◆ Given problem ◆
Search the material for the string "with" and copy each line where it occurs.

◆ Records supplied ◆
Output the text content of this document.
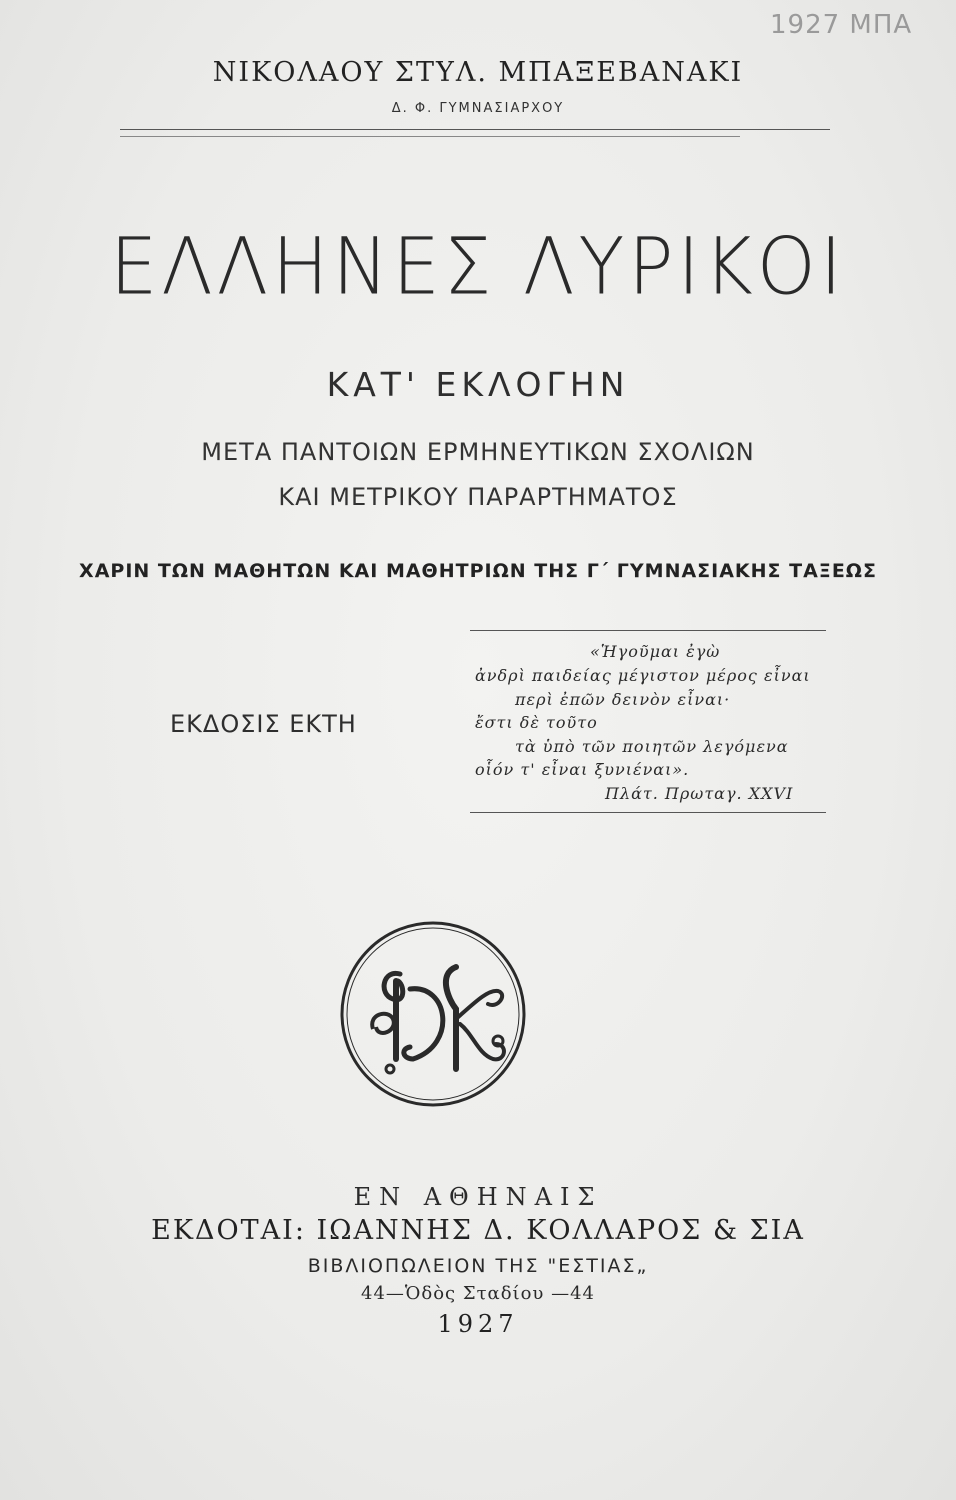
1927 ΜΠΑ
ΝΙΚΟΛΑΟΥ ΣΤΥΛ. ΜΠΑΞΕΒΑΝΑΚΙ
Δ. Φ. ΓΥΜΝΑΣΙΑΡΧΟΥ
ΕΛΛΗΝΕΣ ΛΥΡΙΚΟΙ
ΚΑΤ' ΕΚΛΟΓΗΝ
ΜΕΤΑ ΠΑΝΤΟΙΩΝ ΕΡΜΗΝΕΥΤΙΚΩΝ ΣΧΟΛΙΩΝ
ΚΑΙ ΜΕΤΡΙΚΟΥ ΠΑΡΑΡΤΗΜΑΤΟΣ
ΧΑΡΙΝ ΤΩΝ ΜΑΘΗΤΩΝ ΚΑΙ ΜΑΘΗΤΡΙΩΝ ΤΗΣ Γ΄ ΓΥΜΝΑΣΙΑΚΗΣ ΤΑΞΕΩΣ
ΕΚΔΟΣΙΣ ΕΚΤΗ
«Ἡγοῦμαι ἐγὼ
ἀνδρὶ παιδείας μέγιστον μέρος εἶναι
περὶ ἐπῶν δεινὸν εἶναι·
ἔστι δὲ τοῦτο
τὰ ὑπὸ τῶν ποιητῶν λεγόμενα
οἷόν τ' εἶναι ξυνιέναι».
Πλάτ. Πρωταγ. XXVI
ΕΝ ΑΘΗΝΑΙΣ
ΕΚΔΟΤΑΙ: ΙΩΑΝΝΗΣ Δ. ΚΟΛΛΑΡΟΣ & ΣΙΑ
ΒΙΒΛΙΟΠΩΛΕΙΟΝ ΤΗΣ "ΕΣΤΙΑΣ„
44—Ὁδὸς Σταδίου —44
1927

* * *

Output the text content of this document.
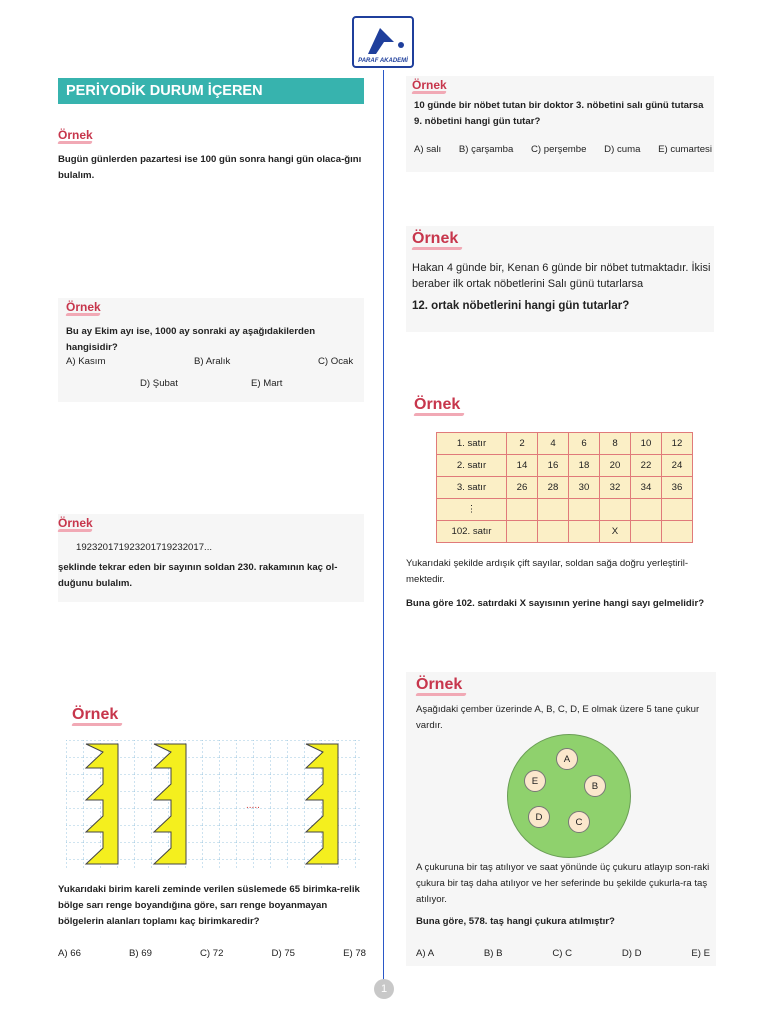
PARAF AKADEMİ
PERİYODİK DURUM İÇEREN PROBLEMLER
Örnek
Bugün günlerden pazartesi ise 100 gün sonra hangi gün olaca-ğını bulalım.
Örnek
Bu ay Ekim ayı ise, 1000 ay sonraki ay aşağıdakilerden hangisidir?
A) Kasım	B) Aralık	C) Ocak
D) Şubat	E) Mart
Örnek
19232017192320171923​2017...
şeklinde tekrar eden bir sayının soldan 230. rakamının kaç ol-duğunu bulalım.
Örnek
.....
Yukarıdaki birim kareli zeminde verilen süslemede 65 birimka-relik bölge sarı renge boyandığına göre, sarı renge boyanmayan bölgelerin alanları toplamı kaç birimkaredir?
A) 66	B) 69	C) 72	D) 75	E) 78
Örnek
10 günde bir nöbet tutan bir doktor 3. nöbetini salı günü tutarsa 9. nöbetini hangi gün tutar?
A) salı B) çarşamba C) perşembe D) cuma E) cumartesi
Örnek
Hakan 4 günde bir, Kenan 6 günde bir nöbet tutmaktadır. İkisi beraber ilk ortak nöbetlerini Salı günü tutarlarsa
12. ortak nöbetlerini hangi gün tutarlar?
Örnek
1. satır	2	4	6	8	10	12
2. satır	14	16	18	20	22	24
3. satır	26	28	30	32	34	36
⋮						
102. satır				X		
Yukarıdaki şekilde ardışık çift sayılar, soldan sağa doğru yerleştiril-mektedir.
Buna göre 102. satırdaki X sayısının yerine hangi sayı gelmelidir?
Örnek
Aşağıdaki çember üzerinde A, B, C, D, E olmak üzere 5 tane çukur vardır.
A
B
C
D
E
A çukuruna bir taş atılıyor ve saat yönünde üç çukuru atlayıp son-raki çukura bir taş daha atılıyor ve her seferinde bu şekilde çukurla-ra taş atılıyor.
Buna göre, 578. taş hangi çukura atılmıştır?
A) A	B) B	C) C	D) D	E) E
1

---

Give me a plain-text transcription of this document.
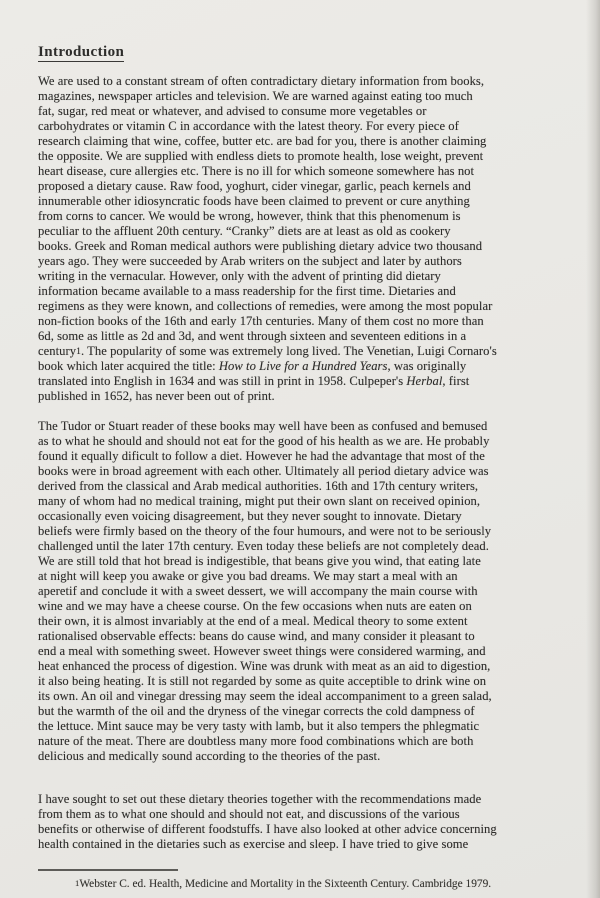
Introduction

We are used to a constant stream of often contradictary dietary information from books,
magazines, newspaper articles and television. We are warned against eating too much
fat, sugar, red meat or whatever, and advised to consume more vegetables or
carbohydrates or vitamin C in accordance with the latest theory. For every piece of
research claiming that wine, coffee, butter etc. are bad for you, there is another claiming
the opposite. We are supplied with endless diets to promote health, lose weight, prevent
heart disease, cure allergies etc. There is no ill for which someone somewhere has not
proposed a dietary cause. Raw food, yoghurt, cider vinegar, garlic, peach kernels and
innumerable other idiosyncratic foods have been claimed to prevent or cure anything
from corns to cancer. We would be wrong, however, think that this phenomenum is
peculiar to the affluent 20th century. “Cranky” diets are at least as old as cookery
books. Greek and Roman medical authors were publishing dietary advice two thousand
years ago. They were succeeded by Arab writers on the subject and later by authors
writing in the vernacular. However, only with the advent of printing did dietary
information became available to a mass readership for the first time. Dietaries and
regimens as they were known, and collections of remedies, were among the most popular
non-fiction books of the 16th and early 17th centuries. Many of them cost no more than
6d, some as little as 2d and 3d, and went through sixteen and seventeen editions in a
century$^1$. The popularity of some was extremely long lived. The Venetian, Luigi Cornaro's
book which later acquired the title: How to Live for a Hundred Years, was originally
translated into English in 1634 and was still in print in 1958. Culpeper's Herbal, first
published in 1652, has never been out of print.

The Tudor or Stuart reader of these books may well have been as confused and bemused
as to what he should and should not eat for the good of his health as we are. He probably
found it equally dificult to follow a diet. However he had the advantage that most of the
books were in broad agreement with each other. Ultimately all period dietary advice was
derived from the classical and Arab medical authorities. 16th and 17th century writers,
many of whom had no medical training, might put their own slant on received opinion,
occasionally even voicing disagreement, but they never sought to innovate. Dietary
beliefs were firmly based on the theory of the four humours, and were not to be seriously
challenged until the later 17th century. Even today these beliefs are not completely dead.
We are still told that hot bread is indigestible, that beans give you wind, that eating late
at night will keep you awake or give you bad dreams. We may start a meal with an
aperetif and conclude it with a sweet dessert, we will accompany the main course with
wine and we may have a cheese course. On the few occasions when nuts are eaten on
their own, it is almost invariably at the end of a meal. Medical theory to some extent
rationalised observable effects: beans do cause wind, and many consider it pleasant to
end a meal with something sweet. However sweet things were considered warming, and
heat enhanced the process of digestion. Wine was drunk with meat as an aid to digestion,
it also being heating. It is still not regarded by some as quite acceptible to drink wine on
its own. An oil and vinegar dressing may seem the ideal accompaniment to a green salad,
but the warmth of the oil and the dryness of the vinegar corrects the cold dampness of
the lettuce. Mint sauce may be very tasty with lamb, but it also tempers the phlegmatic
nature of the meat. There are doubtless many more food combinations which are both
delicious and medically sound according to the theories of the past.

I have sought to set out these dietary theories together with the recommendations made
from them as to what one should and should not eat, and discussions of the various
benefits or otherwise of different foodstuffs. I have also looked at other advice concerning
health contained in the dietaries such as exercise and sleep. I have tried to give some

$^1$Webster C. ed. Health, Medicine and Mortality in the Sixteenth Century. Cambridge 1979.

◆ Full output ◆
carbohydrates or vitamin C in accordance with the latest theory. For every piece of
the opposite. We are supplied with endless diets to promote health, lose weight, prevent
writing in the vernacular. However, only with the advent of printing did dietary
books were in broad agreement with each other. Ultimately all period dietary advice was
at night will keep you awake or give you bad dreams. We may start a meal with an
aperetif and conclude it with a sweet dessert, we will accompany the main course with
end a meal with something sweet. However sweet things were considered warming, and
heat enhanced the process of digestion. Wine was drunk with meat as an aid to digestion,
the lettuce. Mint sauce may be very tasty with lamb, but it also tempers the phlegmatic
I have sought to set out these dietary theories together with the recommendations made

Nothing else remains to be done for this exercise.